• [Problem description]: Scan the entries below and extract each line with the word "name" in it.

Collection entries
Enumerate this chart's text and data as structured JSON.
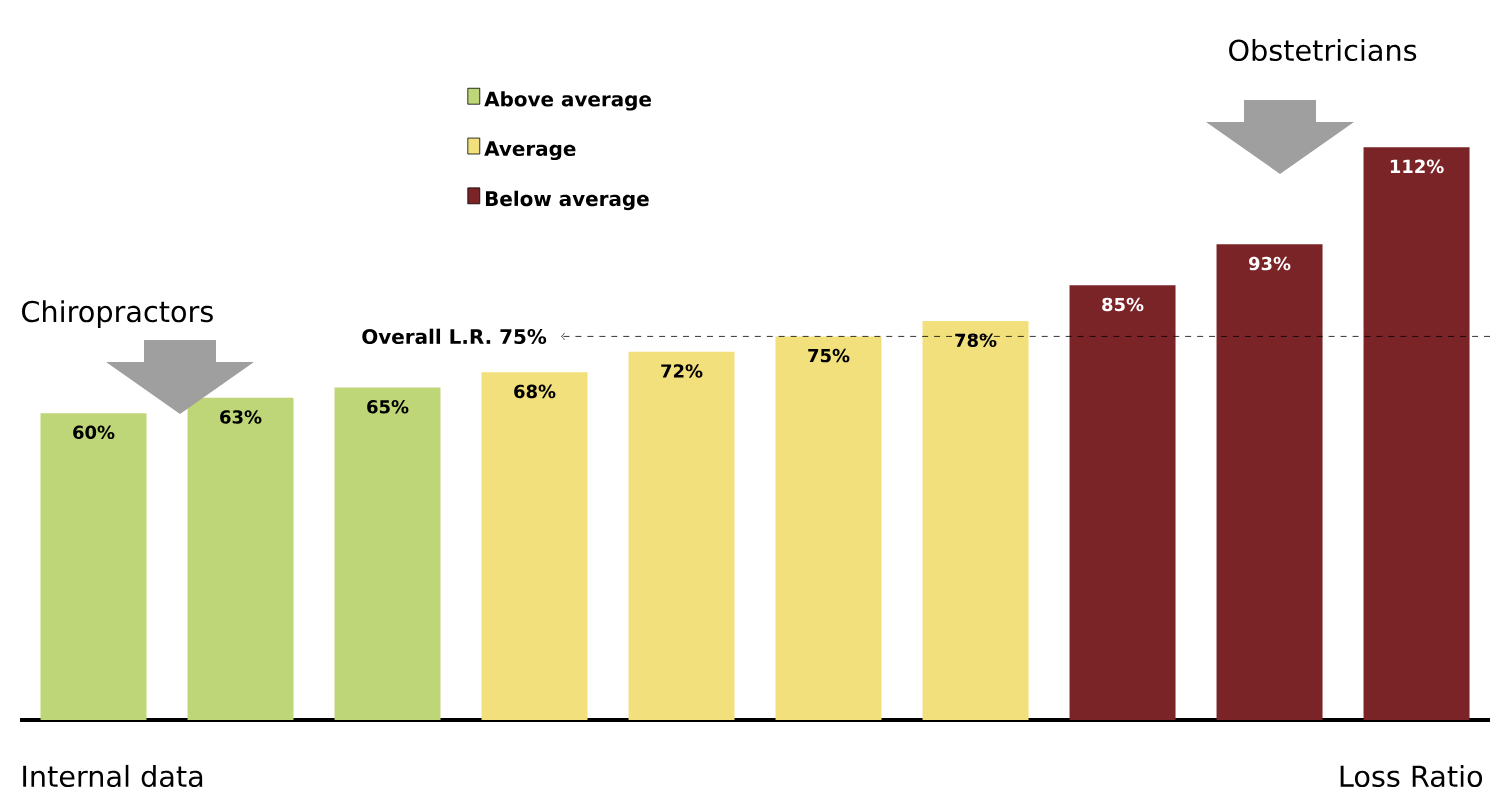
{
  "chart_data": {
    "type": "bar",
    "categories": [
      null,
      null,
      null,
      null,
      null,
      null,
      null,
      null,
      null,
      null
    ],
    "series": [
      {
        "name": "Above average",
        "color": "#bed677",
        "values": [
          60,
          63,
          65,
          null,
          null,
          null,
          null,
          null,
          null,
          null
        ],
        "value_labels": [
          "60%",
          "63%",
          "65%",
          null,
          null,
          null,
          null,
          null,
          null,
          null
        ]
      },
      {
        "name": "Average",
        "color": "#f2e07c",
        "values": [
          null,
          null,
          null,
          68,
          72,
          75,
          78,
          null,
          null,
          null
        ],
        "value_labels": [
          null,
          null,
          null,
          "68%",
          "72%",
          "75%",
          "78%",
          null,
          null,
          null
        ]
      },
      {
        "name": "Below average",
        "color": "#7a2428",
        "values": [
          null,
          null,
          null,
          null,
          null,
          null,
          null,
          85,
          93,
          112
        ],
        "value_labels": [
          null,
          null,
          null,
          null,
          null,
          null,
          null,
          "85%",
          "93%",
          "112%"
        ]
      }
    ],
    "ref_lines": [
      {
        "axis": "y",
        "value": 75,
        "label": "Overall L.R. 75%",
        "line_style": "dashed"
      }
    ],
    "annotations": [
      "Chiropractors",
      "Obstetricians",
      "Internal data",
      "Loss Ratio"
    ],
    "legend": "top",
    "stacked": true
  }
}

--

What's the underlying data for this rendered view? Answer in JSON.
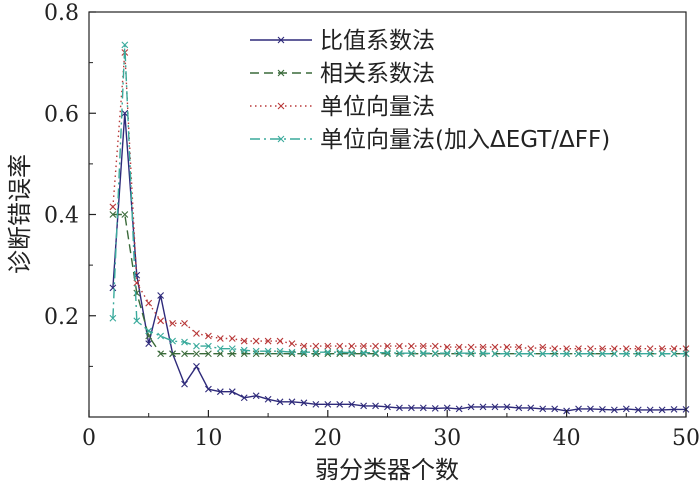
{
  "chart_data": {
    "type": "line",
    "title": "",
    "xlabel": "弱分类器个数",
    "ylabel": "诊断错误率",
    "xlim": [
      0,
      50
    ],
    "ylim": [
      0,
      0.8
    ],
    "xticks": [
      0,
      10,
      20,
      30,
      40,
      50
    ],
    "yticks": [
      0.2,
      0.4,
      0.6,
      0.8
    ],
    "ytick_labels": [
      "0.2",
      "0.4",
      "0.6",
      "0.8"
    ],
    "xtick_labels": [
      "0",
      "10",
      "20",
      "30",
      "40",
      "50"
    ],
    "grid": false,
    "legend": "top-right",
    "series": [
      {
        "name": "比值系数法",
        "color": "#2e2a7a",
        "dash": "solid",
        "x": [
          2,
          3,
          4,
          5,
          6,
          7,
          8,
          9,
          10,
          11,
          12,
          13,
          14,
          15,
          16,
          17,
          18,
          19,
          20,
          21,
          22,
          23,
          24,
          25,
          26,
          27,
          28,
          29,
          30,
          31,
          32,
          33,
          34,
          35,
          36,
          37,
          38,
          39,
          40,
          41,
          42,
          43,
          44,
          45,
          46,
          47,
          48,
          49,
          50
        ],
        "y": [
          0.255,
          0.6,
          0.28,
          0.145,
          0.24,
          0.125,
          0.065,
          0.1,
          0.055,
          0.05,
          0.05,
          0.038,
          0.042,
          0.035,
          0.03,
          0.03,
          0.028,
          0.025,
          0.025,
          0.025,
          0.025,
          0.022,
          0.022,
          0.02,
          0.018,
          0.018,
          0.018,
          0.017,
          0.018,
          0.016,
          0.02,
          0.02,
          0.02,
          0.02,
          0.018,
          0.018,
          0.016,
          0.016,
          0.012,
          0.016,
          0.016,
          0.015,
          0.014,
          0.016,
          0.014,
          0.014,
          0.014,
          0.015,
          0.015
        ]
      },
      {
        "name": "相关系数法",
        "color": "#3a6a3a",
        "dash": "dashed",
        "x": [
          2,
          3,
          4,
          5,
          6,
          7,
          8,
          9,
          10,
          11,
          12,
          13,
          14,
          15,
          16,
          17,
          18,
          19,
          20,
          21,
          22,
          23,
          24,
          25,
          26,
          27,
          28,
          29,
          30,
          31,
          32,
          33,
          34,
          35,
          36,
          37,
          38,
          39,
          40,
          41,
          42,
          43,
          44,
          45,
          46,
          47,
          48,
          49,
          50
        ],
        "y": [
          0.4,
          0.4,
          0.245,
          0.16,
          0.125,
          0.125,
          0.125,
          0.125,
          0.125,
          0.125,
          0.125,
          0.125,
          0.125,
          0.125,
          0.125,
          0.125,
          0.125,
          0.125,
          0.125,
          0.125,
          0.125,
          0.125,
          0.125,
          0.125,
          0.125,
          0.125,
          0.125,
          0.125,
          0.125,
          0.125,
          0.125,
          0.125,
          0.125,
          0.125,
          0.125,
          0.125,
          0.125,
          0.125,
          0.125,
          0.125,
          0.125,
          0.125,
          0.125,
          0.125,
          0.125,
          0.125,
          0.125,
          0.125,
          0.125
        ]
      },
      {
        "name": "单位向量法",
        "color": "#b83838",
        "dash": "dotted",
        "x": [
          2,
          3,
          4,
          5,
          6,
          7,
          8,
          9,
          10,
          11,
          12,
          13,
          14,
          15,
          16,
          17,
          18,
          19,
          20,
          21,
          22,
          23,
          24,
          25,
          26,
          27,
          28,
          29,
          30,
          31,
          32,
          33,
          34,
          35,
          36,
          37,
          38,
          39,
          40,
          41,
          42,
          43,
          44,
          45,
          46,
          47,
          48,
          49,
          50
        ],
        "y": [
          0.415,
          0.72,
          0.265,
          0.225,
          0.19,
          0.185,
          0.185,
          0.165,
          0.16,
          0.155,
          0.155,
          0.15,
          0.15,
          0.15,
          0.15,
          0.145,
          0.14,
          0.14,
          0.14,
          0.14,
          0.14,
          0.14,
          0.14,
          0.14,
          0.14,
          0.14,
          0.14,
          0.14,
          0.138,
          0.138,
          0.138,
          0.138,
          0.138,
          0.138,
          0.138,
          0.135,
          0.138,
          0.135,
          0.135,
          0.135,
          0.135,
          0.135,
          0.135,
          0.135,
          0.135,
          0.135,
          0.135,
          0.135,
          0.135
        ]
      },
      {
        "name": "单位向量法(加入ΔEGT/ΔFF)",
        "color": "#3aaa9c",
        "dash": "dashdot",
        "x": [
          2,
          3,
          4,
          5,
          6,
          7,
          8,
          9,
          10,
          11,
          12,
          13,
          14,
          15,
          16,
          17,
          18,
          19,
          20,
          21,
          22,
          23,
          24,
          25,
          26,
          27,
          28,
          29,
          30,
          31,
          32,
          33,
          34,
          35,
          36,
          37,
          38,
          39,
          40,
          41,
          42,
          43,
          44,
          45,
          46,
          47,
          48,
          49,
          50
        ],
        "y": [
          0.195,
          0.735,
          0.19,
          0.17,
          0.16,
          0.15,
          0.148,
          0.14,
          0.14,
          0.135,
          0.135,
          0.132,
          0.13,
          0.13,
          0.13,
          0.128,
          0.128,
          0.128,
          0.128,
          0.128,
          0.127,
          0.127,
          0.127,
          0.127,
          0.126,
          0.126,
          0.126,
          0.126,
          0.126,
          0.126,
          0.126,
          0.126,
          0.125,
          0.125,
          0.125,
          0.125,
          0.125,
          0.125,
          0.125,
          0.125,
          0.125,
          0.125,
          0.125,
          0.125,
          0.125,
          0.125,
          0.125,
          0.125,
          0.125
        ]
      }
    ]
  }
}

• [Full output]:
        "name": "Above average",
        "name": "Average",
        "name": "Below average",
        "name": "比值系数法",
        "name": "相关系数法",
        "name": "单位向量法",
        "name": "单位向量法(加入ΔEGT/ΔFF)",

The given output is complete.